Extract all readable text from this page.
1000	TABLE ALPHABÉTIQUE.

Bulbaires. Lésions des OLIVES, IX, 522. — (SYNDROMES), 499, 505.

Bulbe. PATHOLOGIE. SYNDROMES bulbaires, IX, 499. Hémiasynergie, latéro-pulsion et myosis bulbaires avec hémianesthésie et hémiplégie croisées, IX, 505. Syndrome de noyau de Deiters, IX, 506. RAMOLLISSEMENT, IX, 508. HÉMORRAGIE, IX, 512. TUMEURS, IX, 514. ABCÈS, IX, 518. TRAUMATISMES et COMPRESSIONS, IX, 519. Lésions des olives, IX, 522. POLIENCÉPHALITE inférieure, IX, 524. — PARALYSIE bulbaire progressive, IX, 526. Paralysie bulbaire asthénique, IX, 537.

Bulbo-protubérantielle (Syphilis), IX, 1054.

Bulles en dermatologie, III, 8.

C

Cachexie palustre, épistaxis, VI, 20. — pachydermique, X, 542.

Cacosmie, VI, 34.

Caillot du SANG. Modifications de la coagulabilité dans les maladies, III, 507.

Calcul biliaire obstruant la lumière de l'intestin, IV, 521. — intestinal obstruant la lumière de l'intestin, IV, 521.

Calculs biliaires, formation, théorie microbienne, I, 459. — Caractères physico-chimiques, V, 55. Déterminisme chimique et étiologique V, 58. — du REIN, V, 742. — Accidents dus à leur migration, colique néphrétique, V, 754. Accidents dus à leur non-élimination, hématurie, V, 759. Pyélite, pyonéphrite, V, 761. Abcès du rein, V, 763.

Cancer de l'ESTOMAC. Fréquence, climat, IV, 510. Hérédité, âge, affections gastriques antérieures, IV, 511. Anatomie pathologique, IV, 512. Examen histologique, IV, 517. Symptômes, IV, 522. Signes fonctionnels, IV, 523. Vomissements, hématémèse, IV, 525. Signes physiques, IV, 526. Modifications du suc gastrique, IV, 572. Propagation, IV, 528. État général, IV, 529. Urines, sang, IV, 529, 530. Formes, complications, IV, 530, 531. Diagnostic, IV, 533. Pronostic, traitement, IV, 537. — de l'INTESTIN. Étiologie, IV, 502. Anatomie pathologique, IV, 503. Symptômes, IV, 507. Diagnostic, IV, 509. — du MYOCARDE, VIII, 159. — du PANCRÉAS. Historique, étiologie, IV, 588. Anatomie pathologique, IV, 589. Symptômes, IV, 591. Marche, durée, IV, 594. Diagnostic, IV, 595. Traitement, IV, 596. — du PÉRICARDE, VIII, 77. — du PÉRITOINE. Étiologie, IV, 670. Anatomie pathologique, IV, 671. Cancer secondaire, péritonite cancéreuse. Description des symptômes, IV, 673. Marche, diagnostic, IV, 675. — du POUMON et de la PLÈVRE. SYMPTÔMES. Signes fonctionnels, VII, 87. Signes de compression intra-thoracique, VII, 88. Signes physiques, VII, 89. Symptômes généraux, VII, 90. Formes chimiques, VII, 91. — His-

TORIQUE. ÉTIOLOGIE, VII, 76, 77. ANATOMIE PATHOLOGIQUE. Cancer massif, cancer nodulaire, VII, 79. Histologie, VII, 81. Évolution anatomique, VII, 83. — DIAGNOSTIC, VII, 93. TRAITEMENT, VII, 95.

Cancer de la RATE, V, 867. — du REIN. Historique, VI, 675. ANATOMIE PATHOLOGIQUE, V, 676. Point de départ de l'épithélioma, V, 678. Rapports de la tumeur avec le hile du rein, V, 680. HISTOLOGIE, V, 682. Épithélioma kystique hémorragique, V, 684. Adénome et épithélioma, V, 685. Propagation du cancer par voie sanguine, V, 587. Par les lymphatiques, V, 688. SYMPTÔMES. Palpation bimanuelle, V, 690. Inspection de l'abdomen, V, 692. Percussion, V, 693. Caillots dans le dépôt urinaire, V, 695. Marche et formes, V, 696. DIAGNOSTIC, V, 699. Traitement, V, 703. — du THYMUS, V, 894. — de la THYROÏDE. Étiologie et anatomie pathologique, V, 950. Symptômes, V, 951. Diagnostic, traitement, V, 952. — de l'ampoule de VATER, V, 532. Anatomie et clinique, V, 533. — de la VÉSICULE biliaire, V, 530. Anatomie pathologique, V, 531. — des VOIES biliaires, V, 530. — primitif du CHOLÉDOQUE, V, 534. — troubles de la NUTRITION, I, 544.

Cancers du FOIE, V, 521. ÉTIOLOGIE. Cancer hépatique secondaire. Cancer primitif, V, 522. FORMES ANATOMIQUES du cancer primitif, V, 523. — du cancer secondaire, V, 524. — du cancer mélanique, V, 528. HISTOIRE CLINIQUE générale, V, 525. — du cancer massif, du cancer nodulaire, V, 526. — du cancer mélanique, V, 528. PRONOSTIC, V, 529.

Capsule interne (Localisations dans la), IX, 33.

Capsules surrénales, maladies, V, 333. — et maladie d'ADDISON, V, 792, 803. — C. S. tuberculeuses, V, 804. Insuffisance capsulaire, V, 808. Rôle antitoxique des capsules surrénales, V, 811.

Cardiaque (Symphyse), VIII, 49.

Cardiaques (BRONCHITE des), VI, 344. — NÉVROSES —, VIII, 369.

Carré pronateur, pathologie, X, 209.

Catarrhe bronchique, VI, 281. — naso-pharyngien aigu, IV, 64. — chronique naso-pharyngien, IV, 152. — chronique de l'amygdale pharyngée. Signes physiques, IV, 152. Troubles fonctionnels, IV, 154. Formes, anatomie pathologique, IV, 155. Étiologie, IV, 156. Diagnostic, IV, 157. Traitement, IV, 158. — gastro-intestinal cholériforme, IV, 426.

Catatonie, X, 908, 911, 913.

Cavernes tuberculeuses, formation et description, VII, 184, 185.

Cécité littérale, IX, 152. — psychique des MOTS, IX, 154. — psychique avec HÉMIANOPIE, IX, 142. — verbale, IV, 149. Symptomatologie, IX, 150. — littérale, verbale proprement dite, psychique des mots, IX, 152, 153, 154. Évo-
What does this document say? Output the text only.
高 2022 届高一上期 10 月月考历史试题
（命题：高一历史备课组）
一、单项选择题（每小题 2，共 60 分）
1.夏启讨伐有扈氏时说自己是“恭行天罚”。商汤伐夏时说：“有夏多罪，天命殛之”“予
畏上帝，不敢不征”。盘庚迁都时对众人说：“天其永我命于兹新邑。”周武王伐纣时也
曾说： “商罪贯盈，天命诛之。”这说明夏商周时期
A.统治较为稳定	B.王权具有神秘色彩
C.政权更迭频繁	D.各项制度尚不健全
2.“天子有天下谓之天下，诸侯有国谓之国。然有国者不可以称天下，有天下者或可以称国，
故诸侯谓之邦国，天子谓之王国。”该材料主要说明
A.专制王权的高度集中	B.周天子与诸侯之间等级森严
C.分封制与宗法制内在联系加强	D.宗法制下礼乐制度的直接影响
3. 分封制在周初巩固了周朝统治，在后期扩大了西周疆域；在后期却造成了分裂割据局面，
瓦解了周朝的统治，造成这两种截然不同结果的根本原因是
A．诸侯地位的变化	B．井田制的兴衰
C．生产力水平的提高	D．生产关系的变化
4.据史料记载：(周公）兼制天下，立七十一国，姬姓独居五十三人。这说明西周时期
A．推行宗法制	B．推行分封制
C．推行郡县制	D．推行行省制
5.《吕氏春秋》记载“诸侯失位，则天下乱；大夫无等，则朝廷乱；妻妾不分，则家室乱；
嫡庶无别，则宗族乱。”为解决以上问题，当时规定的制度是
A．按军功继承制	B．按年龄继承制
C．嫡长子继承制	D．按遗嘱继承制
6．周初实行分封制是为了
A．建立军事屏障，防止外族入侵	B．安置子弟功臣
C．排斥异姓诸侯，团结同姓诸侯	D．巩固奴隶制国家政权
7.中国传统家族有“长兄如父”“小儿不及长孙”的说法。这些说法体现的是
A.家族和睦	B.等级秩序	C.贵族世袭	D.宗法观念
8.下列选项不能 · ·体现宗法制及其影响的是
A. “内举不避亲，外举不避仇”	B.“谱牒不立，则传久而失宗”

********************

WHAT TO WORK ON >> Copy every line from the records above that contains the word "text".

TASK RESPONSE >>
Extract all readable text from this page.
What does this document say? Output the text only.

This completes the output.